Stated task
Rewrite the rows from the very beginning through the line containing "- Text: 0010: 0010: [781, 230, 813, 243]" as a numbered list, leaving out any blank lines.

(Element and region listings)
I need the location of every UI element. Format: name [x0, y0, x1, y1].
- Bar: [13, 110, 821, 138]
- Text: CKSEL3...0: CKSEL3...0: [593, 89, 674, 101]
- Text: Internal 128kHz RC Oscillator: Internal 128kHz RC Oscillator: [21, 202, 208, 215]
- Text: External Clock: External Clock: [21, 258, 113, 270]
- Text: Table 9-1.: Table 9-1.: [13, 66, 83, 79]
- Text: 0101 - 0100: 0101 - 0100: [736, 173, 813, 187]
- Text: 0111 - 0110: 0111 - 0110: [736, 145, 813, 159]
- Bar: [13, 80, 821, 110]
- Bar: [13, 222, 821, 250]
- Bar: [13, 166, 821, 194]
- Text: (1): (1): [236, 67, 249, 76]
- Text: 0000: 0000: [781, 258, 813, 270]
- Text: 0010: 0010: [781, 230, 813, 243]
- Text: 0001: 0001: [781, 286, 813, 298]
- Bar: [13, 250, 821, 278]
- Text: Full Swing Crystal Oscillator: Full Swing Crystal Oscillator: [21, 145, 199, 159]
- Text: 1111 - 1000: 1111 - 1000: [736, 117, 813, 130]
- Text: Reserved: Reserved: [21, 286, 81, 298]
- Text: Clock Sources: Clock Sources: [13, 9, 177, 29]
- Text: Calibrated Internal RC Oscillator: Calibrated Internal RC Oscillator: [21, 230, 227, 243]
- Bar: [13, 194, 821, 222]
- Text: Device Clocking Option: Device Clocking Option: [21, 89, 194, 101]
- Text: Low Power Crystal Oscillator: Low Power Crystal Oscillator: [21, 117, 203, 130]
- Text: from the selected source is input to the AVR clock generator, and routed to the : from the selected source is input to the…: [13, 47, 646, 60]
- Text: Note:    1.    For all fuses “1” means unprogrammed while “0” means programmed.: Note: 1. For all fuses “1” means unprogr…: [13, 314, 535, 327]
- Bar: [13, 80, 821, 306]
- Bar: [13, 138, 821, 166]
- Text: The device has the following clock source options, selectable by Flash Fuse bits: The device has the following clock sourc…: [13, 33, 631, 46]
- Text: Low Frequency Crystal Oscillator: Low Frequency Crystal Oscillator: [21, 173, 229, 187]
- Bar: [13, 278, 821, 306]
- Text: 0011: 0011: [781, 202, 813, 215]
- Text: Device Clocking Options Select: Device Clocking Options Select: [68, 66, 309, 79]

Task response
1. I need the location of every UI element. Format: name [x0, y0, x1, y1].
2. - Bar: [13, 110, 821, 138]
3. - Text: CKSEL3...0: CKSEL3...0: [593, 89, 674, 101]
4. - Text: Internal 128kHz RC Oscillator: Internal 128kHz RC Oscillator: [21, 202, 208, 215]
5. - Text: External Clock: External Clock: [21, 258, 113, 270]
6. - Text: Table 9-1.: Table 9-1.: [13, 66, 83, 79]
7. - Text: 0101 - 0100: 0101 - 0100: [736, 173, 813, 187]
8. - Text: 0111 - 0110: 0111 - 0110: [736, 145, 813, 159]
9. - Bar: [13, 80, 821, 110]
10. - Bar: [13, 222, 821, 250]
11. - Bar: [13, 166, 821, 194]
12. - Text: (1): (1): [236, 67, 249, 76]
13. - Text: 0000: 0000: [781, 258, 813, 270]
14. - Text: 0010: 0010: [781, 230, 813, 243]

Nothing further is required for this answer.